STATED GOAL: Make an exact copy of all the records.

**** DATA EXTRACT

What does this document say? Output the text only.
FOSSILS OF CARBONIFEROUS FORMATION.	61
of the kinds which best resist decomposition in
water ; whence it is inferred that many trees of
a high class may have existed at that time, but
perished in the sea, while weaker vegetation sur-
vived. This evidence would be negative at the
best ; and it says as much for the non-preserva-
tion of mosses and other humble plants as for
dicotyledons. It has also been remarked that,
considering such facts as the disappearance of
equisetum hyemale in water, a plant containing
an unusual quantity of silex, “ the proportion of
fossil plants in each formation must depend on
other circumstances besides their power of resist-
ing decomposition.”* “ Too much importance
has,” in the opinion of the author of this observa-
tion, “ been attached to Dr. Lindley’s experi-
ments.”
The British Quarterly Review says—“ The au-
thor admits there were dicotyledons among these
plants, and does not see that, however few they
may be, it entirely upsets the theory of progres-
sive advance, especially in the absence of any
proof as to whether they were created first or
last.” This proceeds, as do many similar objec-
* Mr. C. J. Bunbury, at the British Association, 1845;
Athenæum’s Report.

********

THE REPLY:
What does this document say? Output the text only.
FOSSILS OF CARBONIFEROUS FORMATION.	61
of the kinds which best resist decomposition in
water ; whence it is inferred that many trees of
a high class may have existed at that time, but
perished in the sea, while weaker vegetation sur-
vived. This evidence would be negative at the
best ; and it says as much for the non-preserva-
tion of mosses and other humble plants as for
dicotyledons. It has also been remarked that,
considering such facts as the disappearance of
equisetum hyemale in water, a plant containing
an unusual quantity of silex, “ the proportion of
fossil plants in each formation must depend on
other circumstances besides their power of resist-
ing decomposition.”* “ Too much importance
has,” in the opinion of the author of this observa-
tion, “ been attached to Dr. Lindley’s experi-
ments.”
The British Quarterly Review says—“ The au-
thor admits there were dicotyledons among these
plants, and does not see that, however few they
may be, it entirely upsets the theory of progres-
sive advance, especially in the absence of any
proof as to whether they were created first or
last.” This proceeds, as do many similar objec-
* Mr. C. J. Bunbury, at the British Association, 1845;
Athenæum’s Report.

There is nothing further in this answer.